• _REQUIREMENTS_: Copy each line of the entries that contains the word "idején".

····················

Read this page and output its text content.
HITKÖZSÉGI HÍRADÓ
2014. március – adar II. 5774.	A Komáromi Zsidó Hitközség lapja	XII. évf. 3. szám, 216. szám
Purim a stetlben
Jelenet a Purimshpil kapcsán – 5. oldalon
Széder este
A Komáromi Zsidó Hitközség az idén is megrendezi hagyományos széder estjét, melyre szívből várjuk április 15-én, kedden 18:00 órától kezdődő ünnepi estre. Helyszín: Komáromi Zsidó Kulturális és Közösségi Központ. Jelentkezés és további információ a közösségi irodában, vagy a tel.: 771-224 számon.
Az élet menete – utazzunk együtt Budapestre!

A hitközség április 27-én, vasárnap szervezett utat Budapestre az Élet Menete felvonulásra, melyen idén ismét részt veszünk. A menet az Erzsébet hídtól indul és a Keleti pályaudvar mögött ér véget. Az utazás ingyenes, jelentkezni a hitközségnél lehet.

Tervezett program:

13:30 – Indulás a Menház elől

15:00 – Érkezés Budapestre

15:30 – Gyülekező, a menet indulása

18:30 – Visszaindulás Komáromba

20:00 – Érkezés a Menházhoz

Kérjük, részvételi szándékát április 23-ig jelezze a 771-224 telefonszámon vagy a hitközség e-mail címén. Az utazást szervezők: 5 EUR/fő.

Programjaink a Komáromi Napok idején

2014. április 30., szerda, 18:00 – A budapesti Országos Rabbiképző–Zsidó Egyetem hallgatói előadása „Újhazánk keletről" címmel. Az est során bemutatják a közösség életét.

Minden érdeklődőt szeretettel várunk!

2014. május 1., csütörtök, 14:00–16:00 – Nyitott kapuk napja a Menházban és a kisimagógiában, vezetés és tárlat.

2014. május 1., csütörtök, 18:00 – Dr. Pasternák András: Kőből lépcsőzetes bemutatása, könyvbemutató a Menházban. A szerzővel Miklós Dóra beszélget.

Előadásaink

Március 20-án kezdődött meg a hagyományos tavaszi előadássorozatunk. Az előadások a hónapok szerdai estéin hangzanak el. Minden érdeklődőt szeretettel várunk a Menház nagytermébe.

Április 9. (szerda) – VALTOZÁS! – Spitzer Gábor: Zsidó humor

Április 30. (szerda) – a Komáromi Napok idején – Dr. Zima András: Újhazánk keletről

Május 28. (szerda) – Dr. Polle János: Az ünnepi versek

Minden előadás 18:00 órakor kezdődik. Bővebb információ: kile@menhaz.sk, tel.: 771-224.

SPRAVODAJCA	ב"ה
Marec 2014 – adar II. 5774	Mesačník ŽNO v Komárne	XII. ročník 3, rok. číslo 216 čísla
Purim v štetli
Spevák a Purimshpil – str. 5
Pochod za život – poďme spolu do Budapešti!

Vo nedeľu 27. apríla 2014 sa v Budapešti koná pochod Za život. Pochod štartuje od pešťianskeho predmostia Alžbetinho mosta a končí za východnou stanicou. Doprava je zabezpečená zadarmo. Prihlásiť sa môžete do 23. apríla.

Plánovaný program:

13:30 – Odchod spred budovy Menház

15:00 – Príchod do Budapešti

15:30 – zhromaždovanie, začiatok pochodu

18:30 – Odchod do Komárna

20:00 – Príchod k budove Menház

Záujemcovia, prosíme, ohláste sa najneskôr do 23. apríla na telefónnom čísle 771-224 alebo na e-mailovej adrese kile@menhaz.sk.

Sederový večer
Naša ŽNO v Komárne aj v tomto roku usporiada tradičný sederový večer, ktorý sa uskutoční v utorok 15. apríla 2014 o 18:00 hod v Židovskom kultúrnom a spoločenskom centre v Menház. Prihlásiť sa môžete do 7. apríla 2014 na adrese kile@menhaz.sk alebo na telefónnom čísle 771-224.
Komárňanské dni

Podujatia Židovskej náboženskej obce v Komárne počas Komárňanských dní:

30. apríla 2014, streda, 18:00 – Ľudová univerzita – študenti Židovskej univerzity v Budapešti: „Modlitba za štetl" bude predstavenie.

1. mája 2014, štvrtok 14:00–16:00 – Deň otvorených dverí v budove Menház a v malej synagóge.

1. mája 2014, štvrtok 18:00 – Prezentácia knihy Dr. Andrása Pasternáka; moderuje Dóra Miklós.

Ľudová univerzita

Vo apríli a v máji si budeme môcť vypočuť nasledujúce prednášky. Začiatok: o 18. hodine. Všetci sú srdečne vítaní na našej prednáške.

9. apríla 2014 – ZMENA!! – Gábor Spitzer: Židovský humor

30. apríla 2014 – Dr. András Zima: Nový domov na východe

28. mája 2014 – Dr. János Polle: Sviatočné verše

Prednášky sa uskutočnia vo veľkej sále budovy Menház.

····················

• _RESULT FOR THIS TASK_:
Programjaink a Komáromi Napok idején
Április 30. (szerda) – a Komáromi Napok idején – Dr. Zima András: Újhazánk keletről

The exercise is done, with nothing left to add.